- The exercise -
In the groundwater exercise page below, rewrite the paragraph beginning "In order to generate these 50 values" as a short list of steps, keeping its main facts.

- Page extract -
# Geospatial Data Analysis I 

## Inferential and bivariate statistics - Exercise

###  Exercise 1: Inferential statistics 

In this exercise, we will take a closer look at the groundwater data from the last lesson, and infer information about the entire population in the area of the Hardtwald forest based on the measured samples. 

First, read in the dataset 'Data_GW_KA.csv' (or the corresponding excel file). 

In [None]:
# [1]



In the last exercise we  already characterised the parameter groundwater temperature, which roughly had the shape of a normal distribution. Now, let's assume you need 50 representative temperature values for some modelling exercise (but you only have 39 measurements). 

In order to generate these 50 values, you can fit a normal distribution to the measured values, and then use Python to create the desired number of random (but representative) values, which should have the same statistical characteristics as the measured data. To do so, you first need to find out which type of normal distribution (mean, std) fits best to the measured data.

- Extracted entries -
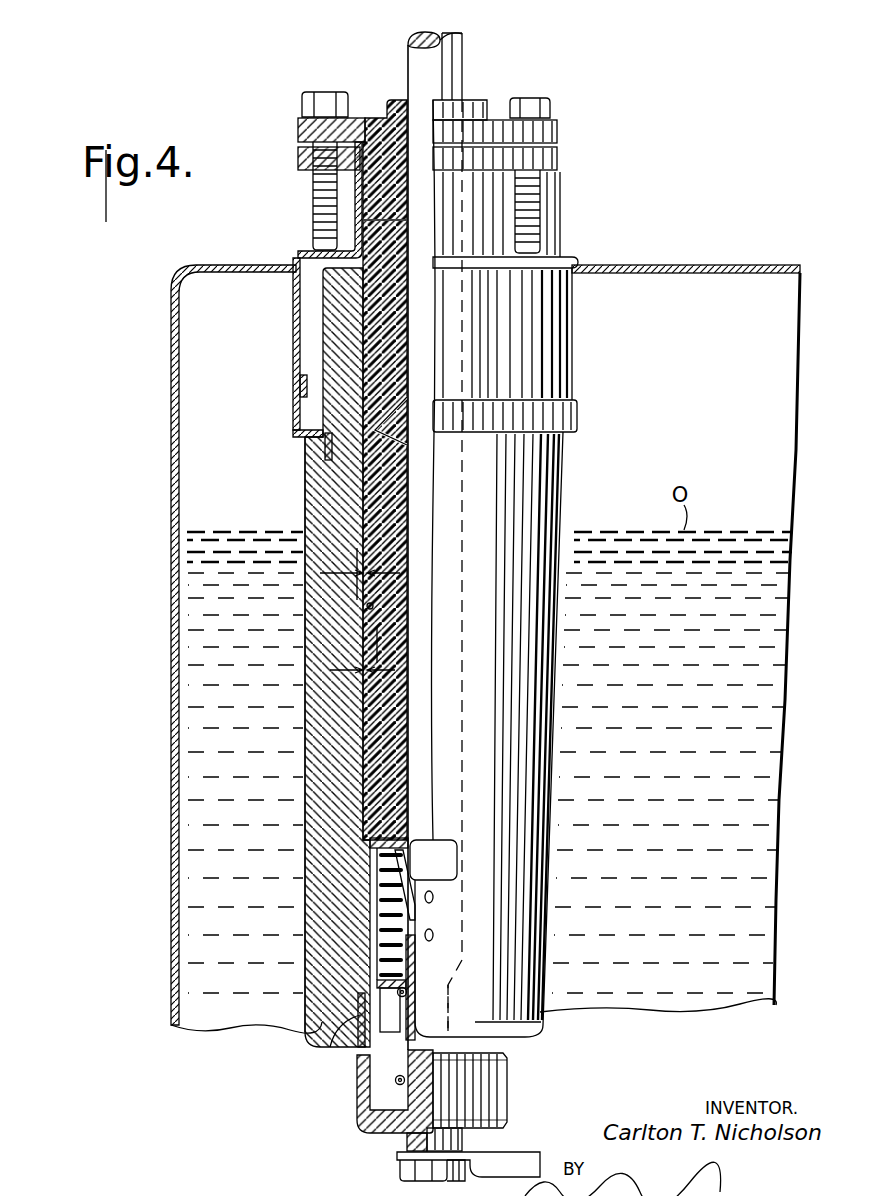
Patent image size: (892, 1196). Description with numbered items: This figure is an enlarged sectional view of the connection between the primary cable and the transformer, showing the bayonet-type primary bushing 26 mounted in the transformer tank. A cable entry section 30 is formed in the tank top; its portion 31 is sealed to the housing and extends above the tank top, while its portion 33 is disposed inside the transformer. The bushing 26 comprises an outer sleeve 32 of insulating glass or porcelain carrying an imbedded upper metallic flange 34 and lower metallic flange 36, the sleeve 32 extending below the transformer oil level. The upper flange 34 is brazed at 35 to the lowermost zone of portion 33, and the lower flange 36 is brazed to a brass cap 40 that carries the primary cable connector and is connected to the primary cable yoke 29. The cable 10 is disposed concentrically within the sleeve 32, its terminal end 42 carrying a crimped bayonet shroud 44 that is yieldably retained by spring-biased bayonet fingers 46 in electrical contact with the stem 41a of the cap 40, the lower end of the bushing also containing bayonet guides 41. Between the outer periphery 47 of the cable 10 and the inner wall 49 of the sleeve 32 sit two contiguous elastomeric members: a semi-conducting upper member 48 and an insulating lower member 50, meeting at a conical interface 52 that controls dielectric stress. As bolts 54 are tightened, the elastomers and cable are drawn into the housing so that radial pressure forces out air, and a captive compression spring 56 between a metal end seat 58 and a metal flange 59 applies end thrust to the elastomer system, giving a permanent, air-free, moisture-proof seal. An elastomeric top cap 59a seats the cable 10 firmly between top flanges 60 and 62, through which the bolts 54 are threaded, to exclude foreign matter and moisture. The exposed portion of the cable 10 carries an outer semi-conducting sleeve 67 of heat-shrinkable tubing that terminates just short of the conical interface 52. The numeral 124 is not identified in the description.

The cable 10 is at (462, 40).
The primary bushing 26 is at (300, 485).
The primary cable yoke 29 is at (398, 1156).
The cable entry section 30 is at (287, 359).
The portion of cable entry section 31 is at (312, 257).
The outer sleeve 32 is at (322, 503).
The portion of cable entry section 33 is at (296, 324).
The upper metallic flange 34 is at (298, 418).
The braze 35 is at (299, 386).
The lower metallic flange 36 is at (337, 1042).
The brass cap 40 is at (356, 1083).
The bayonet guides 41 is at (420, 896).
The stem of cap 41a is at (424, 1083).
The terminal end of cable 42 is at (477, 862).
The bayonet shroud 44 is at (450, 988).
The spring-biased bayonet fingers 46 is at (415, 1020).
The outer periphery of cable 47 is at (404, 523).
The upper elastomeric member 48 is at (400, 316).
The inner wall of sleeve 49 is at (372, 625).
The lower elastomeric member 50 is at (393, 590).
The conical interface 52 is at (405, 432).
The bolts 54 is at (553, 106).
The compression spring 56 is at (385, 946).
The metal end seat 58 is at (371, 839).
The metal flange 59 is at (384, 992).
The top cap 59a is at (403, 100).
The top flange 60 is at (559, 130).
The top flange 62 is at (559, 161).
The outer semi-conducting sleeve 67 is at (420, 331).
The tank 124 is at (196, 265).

- The response -
To generate the 50 values:
- First find which normal distribution (mean, std) best fits the measured data.
- Fit that normal distribution to the measured values.
- Use Python to create the desired number of random but representative values with the same statistical characteristics as the measured data.